Supplied entries:
● ● ●
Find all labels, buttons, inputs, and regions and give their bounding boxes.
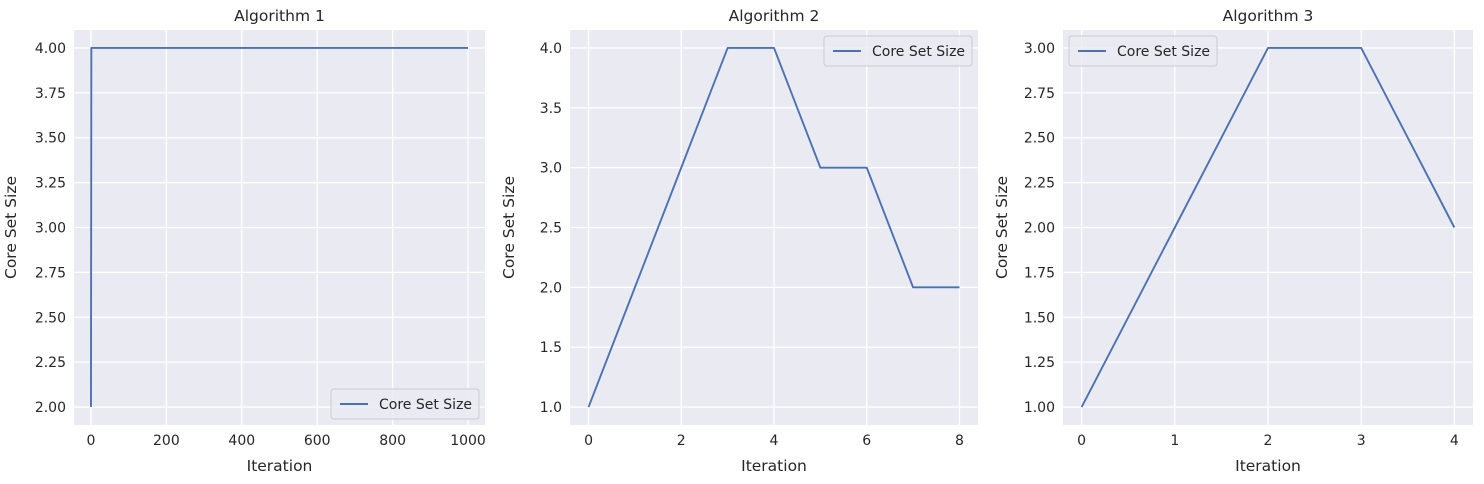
chart-title: Algorithm 3 <box>1223 7 1314 25</box>
y-tick-label: 3.00 <box>1024 41 1055 57</box>
y-tick-label: 3.0 <box>540 161 562 177</box>
x-tick-label: 400 <box>228 433 255 449</box>
x-tick-label: 3 <box>1357 433 1366 449</box>
y-tick-label: 2.00 <box>35 400 66 416</box>
x-tick-label: 4 <box>1450 433 1459 449</box>
y-tick-label: 3.50 <box>35 131 66 147</box>
y-tick-label: 1.75 <box>1024 265 1055 281</box>
y-tick-label: 2.5 <box>540 221 562 237</box>
x-tick-label: 6 <box>862 433 871 449</box>
x-tick-label: 8 <box>955 433 964 449</box>
y-tick-label: 2.25 <box>35 355 66 371</box>
chart-title: Algorithm 1 <box>234 7 325 25</box>
x-tick-label: 1000 <box>450 433 486 449</box>
y-tick-label: 2.00 <box>1024 221 1055 237</box>
x-tick-label: 0 <box>1077 433 1086 449</box>
legend: Core Set Size <box>330 388 480 420</box>
x-tick-label: 800 <box>379 433 406 449</box>
legend-label: Core Set Size <box>1117 44 1210 60</box>
y-tick-label: 3.25 <box>35 176 66 192</box>
legend: Core Set Size <box>823 35 973 67</box>
x-tick-label: 1 <box>1170 433 1179 449</box>
legend-label: Core Set Size <box>872 44 965 60</box>
chart-panel-3: 0 1 2 3 4 1.00 1.25 1.50 1.75 2.00 2.25 2.50 2.75 3.0… <box>993 7 1473 475</box>
x-tick-label: 4 <box>770 433 779 449</box>
x-axis-label: Iteration <box>741 457 807 475</box>
y-tick-label: 2.25 <box>1024 176 1055 192</box>
y-tick-label: 2.0 <box>540 280 562 296</box>
y-tick-label: 2.50 <box>35 310 66 326</box>
y-tick-label: 3.75 <box>35 86 66 102</box>
legend-box <box>1068 35 1218 67</box>
series-line <box>1080 47 1456 408</box>
x-tick-label: 0 <box>87 433 96 449</box>
y-tick-label: 4.00 <box>35 41 66 57</box>
legend-box <box>823 35 973 67</box>
y-tick-label: 1.0 <box>540 400 562 416</box>
x-tick-label: 600 <box>304 433 331 449</box>
x-axis-label: Iteration <box>247 457 313 475</box>
x-tick-label: 2 <box>1264 433 1273 449</box>
y-tick-label: 2.75 <box>35 265 66 281</box>
chart-panel-2: 0 2 4 6 8 1.0 1.5 2.0 2.5 3.0 3.5 4.0 Algorithm 2 Ite… <box>500 7 978 475</box>
series-line <box>90 47 469 408</box>
y-tick-label: 2.50 <box>1024 131 1055 147</box>
y-axis-label: Core Set Size <box>2 176 20 279</box>
legend-label: Core Set Size <box>379 397 472 413</box>
legend: Core Set Size <box>1068 35 1218 67</box>
y-tick-label: 1.00 <box>1024 400 1055 416</box>
y-axis-label: Core Set Size <box>500 176 518 279</box>
y-tick-label: 3.00 <box>35 221 66 237</box>
y-axis-label: Core Set Size <box>993 176 1011 279</box>
x-tick-label: 0 <box>584 433 593 449</box>
chart-panel-1: 0 200 400 600 800 1000 2.00 2.25 2.50 2.75 3.00 3.2… <box>2 7 486 475</box>
x-tick-label: 2 <box>677 433 686 449</box>
y-tick-label: 1.5 <box>540 340 562 356</box>
x-axis-label: Iteration <box>1235 457 1301 475</box>
y-tick-label: 4.0 <box>540 41 562 57</box>
y-tick-label: 3.5 <box>540 101 562 117</box>
x-tick-label: 200 <box>153 433 180 449</box>
legend-box <box>330 388 480 420</box>
y-tick-label: 1.25 <box>1024 355 1055 371</box>
series-line <box>587 47 960 408</box>
y-tick-label: 1.50 <box>1024 310 1055 326</box>
y-tick-label: 2.75 <box>1024 86 1055 102</box>
chart-title: Algorithm 2 <box>729 7 820 25</box>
● ● ●
Task to carry out:
Reproduce as a numbered list, omitting blank lines, the lines of the records between the line containing "chart-title: Algorithm 3" and the line containing "y-tick-label: 1.75 <box>1024", both inclusive.

Answer to this problem:
1. chart-title: Algorithm 3 <box>1223 7 1314 25</box>
2. y-tick-label: 3.00 <box>1024 41 1055 57</box>
3. y-tick-label: 3.0 <box>540 161 562 177</box>
4. x-tick-label: 400 <box>228 433 255 449</box>
5. x-tick-label: 3 <box>1357 433 1366 449</box>
6. y-tick-label: 2.00 <box>35 400 66 416</box>
7. x-tick-label: 4 <box>1450 433 1459 449</box>
8. y-tick-label: 3.50 <box>35 131 66 147</box>
9. y-tick-label: 1.75 <box>1024 265 1055 281</box>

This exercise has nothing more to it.